## Brief
Copy the records word for word, from their first line through the line containing "checkbox[interactable] bbox=[177, 1018, 212, 1053]", including both ends.

## START Raw records

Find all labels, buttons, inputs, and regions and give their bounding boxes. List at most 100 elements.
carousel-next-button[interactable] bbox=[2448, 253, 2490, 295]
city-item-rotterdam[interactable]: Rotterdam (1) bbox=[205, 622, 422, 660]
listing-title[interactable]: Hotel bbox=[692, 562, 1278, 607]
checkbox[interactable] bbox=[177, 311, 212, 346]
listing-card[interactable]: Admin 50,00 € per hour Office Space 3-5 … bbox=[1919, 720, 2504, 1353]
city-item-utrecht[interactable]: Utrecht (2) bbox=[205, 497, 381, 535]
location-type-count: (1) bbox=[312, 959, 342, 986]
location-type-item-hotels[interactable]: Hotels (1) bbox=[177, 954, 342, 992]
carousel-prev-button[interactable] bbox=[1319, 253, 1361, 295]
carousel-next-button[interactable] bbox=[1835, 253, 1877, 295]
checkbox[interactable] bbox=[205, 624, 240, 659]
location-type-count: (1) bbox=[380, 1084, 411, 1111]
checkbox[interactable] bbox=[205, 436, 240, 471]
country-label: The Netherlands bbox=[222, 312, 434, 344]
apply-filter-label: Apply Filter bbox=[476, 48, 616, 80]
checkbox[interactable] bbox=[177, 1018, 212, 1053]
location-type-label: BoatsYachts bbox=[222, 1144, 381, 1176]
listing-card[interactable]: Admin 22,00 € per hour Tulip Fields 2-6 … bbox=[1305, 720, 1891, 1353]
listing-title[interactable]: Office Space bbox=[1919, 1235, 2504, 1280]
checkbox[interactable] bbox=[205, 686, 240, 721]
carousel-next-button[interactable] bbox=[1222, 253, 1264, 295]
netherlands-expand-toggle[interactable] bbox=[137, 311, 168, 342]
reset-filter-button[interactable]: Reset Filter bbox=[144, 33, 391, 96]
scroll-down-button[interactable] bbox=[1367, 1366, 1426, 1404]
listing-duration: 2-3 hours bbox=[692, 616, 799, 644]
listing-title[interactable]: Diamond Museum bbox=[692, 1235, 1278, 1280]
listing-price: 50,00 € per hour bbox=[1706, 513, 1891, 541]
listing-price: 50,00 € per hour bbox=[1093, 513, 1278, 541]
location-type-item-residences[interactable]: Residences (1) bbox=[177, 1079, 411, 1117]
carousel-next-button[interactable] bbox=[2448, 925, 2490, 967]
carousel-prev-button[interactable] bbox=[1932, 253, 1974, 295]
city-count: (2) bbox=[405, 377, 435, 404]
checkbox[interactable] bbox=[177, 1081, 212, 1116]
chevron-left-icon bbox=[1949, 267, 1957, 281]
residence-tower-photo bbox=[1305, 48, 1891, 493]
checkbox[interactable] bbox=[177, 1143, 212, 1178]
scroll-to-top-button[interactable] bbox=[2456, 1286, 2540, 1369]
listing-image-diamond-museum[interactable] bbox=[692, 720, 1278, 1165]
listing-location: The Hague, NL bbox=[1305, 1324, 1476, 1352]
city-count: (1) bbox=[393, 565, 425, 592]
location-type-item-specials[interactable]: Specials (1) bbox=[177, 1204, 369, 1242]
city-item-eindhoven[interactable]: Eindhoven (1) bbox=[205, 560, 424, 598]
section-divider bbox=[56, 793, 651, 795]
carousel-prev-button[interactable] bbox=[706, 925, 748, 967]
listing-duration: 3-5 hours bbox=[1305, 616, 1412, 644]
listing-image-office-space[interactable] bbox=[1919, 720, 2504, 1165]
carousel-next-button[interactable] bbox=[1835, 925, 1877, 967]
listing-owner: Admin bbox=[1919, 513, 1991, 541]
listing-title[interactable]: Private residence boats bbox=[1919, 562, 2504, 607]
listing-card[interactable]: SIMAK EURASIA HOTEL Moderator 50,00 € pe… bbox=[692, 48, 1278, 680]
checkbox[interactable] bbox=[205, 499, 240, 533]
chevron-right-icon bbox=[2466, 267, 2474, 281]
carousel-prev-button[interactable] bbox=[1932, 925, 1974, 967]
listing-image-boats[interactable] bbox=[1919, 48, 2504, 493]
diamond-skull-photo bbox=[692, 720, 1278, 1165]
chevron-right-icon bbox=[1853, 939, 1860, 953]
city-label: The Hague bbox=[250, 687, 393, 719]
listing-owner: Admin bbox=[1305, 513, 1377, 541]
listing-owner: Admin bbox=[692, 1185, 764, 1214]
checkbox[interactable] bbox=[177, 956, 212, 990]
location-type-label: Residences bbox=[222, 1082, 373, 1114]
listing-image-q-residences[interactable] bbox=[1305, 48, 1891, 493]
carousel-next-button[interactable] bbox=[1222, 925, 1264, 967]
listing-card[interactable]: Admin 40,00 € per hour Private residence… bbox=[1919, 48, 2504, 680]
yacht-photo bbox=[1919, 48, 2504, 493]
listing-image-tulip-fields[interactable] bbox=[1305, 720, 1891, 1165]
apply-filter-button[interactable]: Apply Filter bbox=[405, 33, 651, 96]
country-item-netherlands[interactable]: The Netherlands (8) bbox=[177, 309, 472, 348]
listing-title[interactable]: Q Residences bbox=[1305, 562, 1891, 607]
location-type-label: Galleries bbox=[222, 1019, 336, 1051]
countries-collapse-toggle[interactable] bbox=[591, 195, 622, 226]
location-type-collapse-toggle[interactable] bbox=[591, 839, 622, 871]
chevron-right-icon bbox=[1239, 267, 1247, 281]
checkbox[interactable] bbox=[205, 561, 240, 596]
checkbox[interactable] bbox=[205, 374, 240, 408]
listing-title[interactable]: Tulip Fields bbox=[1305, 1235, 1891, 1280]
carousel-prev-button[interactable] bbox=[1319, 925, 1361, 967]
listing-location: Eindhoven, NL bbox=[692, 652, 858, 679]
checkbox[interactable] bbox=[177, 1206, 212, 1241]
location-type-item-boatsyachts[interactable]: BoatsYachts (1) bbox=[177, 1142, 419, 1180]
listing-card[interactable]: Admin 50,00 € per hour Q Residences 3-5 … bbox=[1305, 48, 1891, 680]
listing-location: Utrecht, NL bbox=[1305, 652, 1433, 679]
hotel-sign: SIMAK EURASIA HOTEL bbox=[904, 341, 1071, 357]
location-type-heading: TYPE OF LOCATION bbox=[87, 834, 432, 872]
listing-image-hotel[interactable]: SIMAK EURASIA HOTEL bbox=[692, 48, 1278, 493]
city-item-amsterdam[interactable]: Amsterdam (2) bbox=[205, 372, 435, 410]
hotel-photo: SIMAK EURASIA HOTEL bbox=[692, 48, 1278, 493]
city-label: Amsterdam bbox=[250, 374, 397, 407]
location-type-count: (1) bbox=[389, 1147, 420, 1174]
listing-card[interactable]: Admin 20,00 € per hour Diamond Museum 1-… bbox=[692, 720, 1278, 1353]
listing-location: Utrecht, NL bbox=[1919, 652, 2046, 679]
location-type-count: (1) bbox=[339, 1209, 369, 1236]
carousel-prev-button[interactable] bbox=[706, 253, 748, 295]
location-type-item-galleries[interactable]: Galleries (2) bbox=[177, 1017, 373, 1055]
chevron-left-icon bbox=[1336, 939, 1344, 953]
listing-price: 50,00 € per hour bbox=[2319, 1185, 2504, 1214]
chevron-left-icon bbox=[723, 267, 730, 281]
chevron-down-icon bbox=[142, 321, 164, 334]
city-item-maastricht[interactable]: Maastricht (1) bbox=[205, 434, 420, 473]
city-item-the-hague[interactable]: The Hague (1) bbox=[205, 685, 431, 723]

## END Raw records

## Answer below
Find all labels, buttons, inputs, and regions and give their bounding boxes. List at most 100 elements.
carousel-next-button[interactable] bbox=[2448, 253, 2490, 295]
city-item-rotterdam[interactable]: Rotterdam (1) bbox=[205, 622, 422, 660]
listing-title[interactable]: Hotel bbox=[692, 562, 1278, 607]
checkbox[interactable] bbox=[177, 311, 212, 346]
listing-card[interactable]: Admin 50,00 € per hour Office Space 3-5 … bbox=[1919, 720, 2504, 1353]
city-item-utrecht[interactable]: Utrecht (2) bbox=[205, 497, 381, 535]
location-type-count: (1) bbox=[312, 959, 342, 986]
location-type-item-hotels[interactable]: Hotels (1) bbox=[177, 954, 342, 992]
carousel-prev-button[interactable] bbox=[1319, 253, 1361, 295]
carousel-next-button[interactable] bbox=[1835, 253, 1877, 295]
checkbox[interactable] bbox=[205, 624, 240, 659]
location-type-count: (1) bbox=[380, 1084, 411, 1111]
checkbox[interactable] bbox=[205, 436, 240, 471]
country-label: The Netherlands bbox=[222, 312, 434, 344]
apply-filter-label: Apply Filter bbox=[476, 48, 616, 80]
checkbox[interactable] bbox=[177, 1018, 212, 1053]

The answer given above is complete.